Each entry below is to be duplicated verbatim.
___
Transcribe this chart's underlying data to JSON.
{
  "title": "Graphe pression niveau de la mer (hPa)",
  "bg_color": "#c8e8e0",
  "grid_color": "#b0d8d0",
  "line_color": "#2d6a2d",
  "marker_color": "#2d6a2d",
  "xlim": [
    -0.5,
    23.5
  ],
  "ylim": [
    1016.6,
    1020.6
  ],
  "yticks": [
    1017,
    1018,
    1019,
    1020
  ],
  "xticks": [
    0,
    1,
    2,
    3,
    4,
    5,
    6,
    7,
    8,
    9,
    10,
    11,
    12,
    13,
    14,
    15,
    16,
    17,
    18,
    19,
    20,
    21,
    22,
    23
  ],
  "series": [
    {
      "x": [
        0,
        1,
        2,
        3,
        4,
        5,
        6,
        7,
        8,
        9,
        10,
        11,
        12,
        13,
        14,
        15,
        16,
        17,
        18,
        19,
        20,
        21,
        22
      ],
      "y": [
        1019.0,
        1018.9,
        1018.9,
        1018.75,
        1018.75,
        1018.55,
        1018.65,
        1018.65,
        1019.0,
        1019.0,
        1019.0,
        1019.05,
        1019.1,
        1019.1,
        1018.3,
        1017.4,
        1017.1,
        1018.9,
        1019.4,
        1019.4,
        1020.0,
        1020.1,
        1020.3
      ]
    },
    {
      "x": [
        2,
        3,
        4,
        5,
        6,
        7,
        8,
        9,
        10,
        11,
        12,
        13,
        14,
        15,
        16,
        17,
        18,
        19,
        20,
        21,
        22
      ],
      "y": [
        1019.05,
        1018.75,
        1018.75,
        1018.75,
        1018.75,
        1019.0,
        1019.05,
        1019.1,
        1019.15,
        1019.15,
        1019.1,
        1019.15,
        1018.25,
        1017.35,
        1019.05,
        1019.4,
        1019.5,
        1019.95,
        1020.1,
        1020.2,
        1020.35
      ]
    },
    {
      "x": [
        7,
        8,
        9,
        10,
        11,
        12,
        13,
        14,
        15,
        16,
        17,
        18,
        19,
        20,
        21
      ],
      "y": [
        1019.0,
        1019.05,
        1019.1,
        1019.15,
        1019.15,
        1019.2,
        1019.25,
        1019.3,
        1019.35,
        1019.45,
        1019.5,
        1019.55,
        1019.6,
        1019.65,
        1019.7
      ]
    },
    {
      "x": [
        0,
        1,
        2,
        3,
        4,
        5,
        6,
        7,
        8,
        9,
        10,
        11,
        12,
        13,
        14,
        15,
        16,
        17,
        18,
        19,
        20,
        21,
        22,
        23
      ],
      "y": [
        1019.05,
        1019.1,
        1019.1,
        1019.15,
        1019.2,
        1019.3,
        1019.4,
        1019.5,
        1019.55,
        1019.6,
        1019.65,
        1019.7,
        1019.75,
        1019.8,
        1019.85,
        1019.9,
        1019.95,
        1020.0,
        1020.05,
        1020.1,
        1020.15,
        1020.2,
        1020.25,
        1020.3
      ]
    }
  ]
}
___
◆ **Response to this task**:
Transcribe this chart's underlying data to JSON.
{
  "title": "Graphe pression niveau de la mer (hPa)",
  "bg_color": "#c8e8e0",
  "grid_color": "#b0d8d0",
  "line_color": "#2d6a2d",
  "marker_color": "#2d6a2d",
  "xlim": [
    -0.5,
    23.5
  ],
  "ylim": [
    1016.6,
    1020.6
  ],
  "yticks": [
    1017,
    1018,
    1019,
    1020
  ],
  "xticks": [
    0,
    1,
    2,
    3,
    4,
    5,
    6,
    7,
    8,
    9,
    10,
    11,
    12,
    13,
    14,
    15,
    16,
    17,
    18,
    19,
    20,
    21,
    22,
    23
  ],
  "series": [
    {
      "x": [
        0,
        1,
        2,
        3,
        4,
        5,
        6,
        7,
        8,
        9,
        10,
        11,
        12,
        13,
        14,
        15,
        16,
        17,
        18,
        19,
        20,
        21,
        22
      ],
      "y": [
        1019.0,
        1018.9,
        1018.9,
        1018.75,
        1018.75,
        1018.55,
        1018.65,
        1018.65,
        1019.0,
        1019.0,
        1019.0,
        1019.05,
        1019.1,
        1019.1,
        1018.3,
        1017.4,
        1017.1,
        1018.9,
        1019.4,
        1019.4,
        1020.0,
        1020.1,
        1020.3
      ]
    },
    {
      "x": [
        2,
        3,
        4,
        5,
        6,
        7,
        8,
        9,
        10,
        11,
        12,
        13,
        14,
        15,
        16,
        17,
        18,
        19,
        20,
        21,
        22
      ],
      "y": [
        1019.05,
        1018.75,
        1018.75,
        1018.75,
        1018.75,
        1019.0,
        1019.05,
        1019.1,
        1019.15,
        1019.15,
        1019.1,
        1019.15,
        1018.25,
        1017.35,
        1019.05,
        1019.4,
        1019.5,
        1019.95,
        1020.1,
        1020.2,
        1020.35
      ]
    },
    {
      "x": [
        7,
        8,
        9,
        10,
        11,
        12,
        13,
        14,
        15,
        16,
        17,
        18,
        19,
        20,
        21
      ],
      "y": [
        1019.0,
        1019.05,
        1019.1,
        1019.15,
        1019.15,
        1019.2,
        1019.25,
        1019.3,
        1019.35,
        1019.45,
        1019.5,
        1019.55,
        1019.6,
        1019.65,
        1019.7
      ]
    },
    {
      "x": [
        0,
        1,
        2,
        3,
        4,
        5,
        6,
        7,
        8,
        9,
        10,
        11,
        12,
        13,
        14,
        15,
        16,
        17,
        18,
        19,
        20,
        21,
        22,
        23
      ],
      "y": [
        1019.05,
        1019.1,
        1019.1,
        1019.15,
        1019.2,
        1019.3,
        1019.4,
        1019.5,
        1019.55,
        1019.6,
        1019.65,
        1019.7,
        1019.75,
        1019.8,
        1019.85,
        1019.9,
        1019.95,
        1020.0,
        1020.05,
        1020.1,
        1020.15,
        1020.2,
        1020.25,
        1020.3
      ]
    }
  ]
}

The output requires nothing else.